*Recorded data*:
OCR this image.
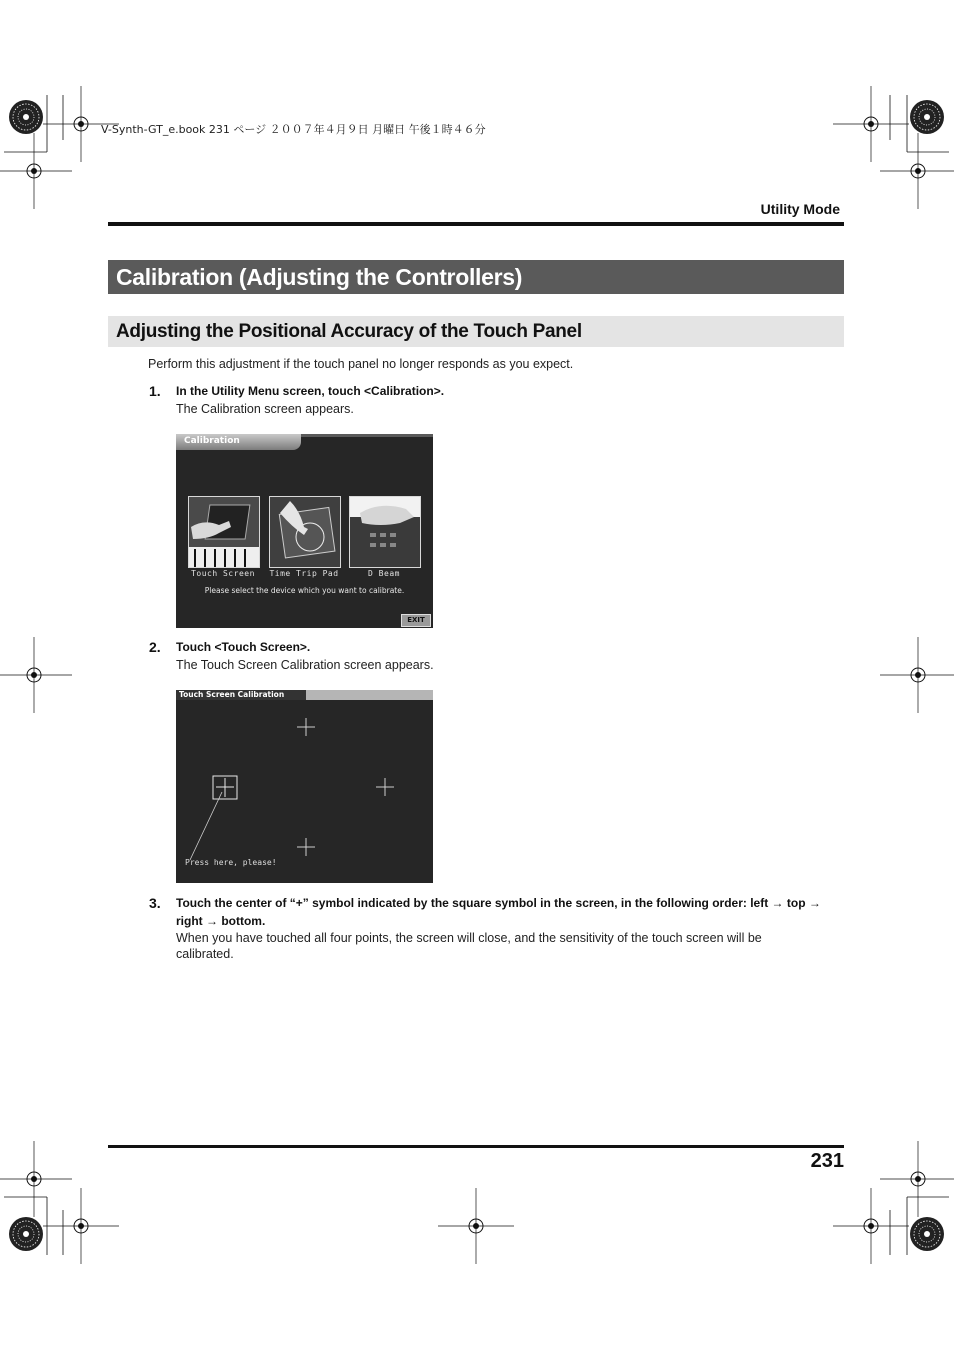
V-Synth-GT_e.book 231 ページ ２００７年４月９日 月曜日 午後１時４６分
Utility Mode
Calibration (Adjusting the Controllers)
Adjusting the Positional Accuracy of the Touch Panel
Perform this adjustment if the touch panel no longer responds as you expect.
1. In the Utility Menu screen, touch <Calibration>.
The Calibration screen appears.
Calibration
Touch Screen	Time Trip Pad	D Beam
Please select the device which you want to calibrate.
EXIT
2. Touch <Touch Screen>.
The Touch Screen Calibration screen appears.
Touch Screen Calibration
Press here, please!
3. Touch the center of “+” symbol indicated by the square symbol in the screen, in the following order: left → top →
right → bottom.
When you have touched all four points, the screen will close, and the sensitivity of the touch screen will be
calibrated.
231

*Task instructions*: Write the entries above out in full, exactly, with no images.

*Result for this exercise*:
OCR this image.
V-Synth-GT_e.book 231 ページ ２００７年４月９日 月曜日 午後１時４６分
Utility Mode
Calibration (Adjusting the Controllers)
Adjusting the Positional Accuracy of the Touch Panel
Perform this adjustment if the touch panel no longer responds as you expect.
1. In the Utility Menu screen, touch <Calibration>.
The Calibration screen appears.
Calibration
Touch Screen	Time Trip Pad	D Beam
Please select the device which you want to calibrate.
EXIT
2. Touch <Touch Screen>.
The Touch Screen Calibration screen appears.
Touch Screen Calibration
Press here, please!
3. Touch the center of “+” symbol indicated by the square symbol in the screen, in the following order: left → top →
right → bottom.
When you have touched all four points, the screen will close, and the sensitivity of the touch screen will be
calibrated.
231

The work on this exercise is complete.